Prompt: Your answer should be a single number: the count of lines containing "гражданина".

[Data records]
-- -- --

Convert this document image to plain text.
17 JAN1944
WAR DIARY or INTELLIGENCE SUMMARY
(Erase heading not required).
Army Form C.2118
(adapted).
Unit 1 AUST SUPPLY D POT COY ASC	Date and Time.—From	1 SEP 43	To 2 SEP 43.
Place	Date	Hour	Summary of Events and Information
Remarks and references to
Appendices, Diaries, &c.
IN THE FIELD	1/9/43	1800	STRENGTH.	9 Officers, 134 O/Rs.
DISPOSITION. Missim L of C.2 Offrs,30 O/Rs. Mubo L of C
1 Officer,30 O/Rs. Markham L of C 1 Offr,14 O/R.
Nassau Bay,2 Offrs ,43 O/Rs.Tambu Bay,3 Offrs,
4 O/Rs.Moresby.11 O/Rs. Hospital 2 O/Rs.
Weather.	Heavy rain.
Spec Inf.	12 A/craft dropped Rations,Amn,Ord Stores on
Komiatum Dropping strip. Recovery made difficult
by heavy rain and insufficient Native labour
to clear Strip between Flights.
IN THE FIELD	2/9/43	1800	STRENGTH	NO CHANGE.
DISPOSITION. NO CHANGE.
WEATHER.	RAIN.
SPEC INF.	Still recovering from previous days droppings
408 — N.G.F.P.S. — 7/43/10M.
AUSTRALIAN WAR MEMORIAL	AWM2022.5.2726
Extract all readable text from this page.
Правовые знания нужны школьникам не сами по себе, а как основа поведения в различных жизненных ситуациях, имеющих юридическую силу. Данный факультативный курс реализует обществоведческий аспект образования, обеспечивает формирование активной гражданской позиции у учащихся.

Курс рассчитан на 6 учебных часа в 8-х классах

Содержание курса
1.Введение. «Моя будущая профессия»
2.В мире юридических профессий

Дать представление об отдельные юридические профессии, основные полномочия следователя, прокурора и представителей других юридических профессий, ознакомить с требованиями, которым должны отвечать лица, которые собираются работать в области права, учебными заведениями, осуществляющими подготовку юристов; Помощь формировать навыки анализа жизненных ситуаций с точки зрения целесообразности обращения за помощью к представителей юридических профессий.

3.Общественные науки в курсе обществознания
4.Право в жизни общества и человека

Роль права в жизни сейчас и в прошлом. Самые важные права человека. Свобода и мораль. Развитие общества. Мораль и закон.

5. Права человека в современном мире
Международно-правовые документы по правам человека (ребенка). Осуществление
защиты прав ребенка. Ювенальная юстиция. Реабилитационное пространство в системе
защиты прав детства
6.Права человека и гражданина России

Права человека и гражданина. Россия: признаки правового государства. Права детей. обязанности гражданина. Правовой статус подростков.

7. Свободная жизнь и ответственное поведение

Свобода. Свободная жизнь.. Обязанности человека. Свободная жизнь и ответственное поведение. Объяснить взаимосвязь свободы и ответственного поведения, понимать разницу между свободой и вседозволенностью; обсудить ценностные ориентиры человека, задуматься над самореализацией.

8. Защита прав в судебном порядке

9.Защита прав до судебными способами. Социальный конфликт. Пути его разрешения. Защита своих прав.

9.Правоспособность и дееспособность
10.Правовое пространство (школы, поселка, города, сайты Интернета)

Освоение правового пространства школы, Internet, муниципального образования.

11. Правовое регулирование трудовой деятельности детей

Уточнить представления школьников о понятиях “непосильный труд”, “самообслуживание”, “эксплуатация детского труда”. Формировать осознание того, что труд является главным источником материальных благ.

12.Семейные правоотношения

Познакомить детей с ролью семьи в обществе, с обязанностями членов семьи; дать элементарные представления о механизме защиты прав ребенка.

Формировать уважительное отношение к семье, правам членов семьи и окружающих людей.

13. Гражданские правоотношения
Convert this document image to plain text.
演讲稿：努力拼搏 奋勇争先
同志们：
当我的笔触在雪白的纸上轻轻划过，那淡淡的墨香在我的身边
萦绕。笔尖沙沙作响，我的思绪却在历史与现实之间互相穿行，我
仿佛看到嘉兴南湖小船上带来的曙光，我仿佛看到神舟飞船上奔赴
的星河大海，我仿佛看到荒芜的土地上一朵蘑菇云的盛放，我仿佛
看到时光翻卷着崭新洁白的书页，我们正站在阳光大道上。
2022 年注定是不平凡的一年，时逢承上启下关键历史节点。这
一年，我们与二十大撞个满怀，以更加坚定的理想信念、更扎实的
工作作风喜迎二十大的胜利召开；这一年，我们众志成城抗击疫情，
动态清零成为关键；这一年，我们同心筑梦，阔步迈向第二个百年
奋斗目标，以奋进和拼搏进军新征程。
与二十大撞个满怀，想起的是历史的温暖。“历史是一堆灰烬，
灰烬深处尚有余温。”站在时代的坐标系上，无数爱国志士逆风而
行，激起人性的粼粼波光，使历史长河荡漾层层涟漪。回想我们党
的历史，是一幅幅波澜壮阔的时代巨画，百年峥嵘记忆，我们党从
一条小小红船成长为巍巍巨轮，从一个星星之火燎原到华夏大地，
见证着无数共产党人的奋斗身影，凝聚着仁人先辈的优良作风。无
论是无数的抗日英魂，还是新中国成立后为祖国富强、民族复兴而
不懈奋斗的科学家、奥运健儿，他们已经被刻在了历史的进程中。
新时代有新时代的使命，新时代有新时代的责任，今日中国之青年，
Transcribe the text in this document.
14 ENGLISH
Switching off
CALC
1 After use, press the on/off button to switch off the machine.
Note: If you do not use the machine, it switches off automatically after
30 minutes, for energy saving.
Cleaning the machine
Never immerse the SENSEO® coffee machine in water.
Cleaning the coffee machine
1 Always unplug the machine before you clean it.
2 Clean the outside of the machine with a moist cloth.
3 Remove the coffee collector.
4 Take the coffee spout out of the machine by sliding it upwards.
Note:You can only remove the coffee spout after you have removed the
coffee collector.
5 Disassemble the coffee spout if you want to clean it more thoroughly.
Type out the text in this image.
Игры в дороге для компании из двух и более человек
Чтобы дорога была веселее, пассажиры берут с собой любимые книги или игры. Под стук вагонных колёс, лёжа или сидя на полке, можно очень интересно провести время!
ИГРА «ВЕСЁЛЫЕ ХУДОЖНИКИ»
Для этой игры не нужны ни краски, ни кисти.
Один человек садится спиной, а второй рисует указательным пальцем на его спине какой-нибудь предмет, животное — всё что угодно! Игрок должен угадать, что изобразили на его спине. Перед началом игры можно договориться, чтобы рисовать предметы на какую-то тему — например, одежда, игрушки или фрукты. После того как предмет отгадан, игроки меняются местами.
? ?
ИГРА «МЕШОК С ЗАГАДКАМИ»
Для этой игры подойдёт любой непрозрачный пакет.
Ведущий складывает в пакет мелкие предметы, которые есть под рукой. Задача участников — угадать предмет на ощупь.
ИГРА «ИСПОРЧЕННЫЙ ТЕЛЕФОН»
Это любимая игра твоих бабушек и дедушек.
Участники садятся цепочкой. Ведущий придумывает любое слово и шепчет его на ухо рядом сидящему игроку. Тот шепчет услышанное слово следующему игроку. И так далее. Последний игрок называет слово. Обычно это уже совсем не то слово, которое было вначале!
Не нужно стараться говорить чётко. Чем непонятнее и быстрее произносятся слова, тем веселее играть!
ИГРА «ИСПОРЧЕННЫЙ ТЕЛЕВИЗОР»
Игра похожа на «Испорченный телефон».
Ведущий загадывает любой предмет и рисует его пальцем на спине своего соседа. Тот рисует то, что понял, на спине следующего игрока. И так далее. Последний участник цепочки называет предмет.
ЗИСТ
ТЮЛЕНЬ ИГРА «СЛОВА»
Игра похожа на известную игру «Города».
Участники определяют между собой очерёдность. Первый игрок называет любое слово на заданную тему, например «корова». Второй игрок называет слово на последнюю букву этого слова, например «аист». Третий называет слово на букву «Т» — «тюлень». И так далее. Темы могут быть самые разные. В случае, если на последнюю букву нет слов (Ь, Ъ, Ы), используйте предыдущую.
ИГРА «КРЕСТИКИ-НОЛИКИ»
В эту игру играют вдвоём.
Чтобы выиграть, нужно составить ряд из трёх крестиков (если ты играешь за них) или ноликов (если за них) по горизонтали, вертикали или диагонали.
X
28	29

-- -- --

The result: 2